Chart and figure data:
════════
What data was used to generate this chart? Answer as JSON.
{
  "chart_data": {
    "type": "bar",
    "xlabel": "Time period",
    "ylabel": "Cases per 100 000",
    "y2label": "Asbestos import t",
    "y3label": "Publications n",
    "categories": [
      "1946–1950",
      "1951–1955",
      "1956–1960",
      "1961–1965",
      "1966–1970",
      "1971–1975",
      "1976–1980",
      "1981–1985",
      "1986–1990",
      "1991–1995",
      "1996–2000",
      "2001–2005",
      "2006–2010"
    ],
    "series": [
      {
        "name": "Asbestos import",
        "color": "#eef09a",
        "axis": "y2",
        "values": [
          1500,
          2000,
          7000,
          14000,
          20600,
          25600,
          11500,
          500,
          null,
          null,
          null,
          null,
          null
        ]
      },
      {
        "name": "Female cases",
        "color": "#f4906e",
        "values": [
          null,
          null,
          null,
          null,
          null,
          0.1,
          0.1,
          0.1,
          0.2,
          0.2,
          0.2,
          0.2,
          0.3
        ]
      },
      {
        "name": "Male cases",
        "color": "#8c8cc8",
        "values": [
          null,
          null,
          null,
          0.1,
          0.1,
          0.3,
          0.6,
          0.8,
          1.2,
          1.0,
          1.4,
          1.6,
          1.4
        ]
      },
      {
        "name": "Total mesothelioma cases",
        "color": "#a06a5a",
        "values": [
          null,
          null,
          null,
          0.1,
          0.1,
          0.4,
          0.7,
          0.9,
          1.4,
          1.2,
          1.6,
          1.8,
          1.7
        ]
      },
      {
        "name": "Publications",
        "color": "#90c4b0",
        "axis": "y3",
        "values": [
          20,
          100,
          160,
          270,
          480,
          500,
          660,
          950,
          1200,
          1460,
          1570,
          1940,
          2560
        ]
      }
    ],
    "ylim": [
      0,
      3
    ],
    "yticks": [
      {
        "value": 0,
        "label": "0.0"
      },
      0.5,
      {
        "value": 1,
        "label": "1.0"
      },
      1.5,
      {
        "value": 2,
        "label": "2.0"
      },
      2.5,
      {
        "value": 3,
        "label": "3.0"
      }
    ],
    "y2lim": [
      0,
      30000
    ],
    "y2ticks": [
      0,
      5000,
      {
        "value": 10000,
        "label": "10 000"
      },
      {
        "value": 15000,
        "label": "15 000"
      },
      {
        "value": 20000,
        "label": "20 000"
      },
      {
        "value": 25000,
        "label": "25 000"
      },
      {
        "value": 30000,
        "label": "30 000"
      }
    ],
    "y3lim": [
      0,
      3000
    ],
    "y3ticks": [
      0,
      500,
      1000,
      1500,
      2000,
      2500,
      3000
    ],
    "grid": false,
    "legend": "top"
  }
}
════════
### EXERCISE DIRECTIONS
Transcribe the material exactly as it reads.

### TASK OUTPUT
What data was used to generate this chart? Answer as JSON.
{
  "chart_data": {
    "type": "bar",
    "xlabel": "Time period",
    "ylabel": "Cases per 100 000",
    "y2label": "Asbestos import t",
    "y3label": "Publications n",
    "categories": [
      "1946–1950",
      "1951–1955",
      "1956–1960",
      "1961–1965",
      "1966–1970",
      "1971–1975",
      "1976–1980",
      "1981–1985",
      "1986–1990",
      "1991–1995",
      "1996–2000",
      "2001–2005",
      "2006–2010"
    ],
    "series": [
      {
        "name": "Asbestos import",
        "color": "#eef09a",
        "axis": "y2",
        "values": [
          1500,
          2000,
          7000,
          14000,
          20600,
          25600,
          11500,
          500,
          null,
          null,
          null,
          null,
          null
        ]
      },
      {
        "name": "Female cases",
        "color": "#f4906e",
        "values": [
          null,
          null,
          null,
          null,
          null,
          0.1,
          0.1,
          0.1,
          0.2,
          0.2,
          0.2,
          0.2,
          0.3
        ]
      },
      {
        "name": "Male cases",
        "color": "#8c8cc8",
        "values": [
          null,
          null,
          null,
          0.1,
          0.1,
          0.3,
          0.6,
          0.8,
          1.2,
          1.0,
          1.4,
          1.6,
          1.4
        ]
      },
      {
        "name": "Total mesothelioma cases",
        "color": "#a06a5a",
        "values": [
          null,
          null,
          null,
          0.1,
          0.1,
          0.4,
          0.7,
          0.9,
          1.4,
          1.2,
          1.6,
          1.8,
          1.7
        ]
      },
      {
        "name": "Publications",
        "color": "#90c4b0",
        "axis": "y3",
        "values": [
          20,
          100,
          160,
          270,
          480,
          500,
          660,
          950,
          1200,
          1460,
          1570,
          1940,
          2560
        ]
      }
    ],
    "ylim": [
      0,
      3
    ],
    "yticks": [
      {
        "value": 0,
        "label": "0.0"
      },
      0.5,
      {
        "value": 1,
        "label": "1.0"
      },
      1.5,
      {
        "value": 2,
        "label": "2.0"
      },
      2.5,
      {
        "value": 3,
        "label": "3.0"
      }
    ],
    "y2lim": [
      0,
      30000
    ],
    "y2ticks": [
      0,
      5000,
      {
        "value": 10000,
        "label": "10 000"
      },
      {
        "value": 15000,
        "label": "15 000"
      },
      {
        "value": 20000,
        "label": "20 000"
      },
      {
        "value": 25000,
        "label": "25 000"
      },
      {
        "value": 30000,
        "label": "30 000"
      }
    ],
    "y3lim": [
      0,
      3000
    ],
    "y3ticks": [
      0,
      500,
      1000,
      1500,
      2000,
      2500,
      3000
    ],
    "grid": false,
    "legend": "top"
  }
}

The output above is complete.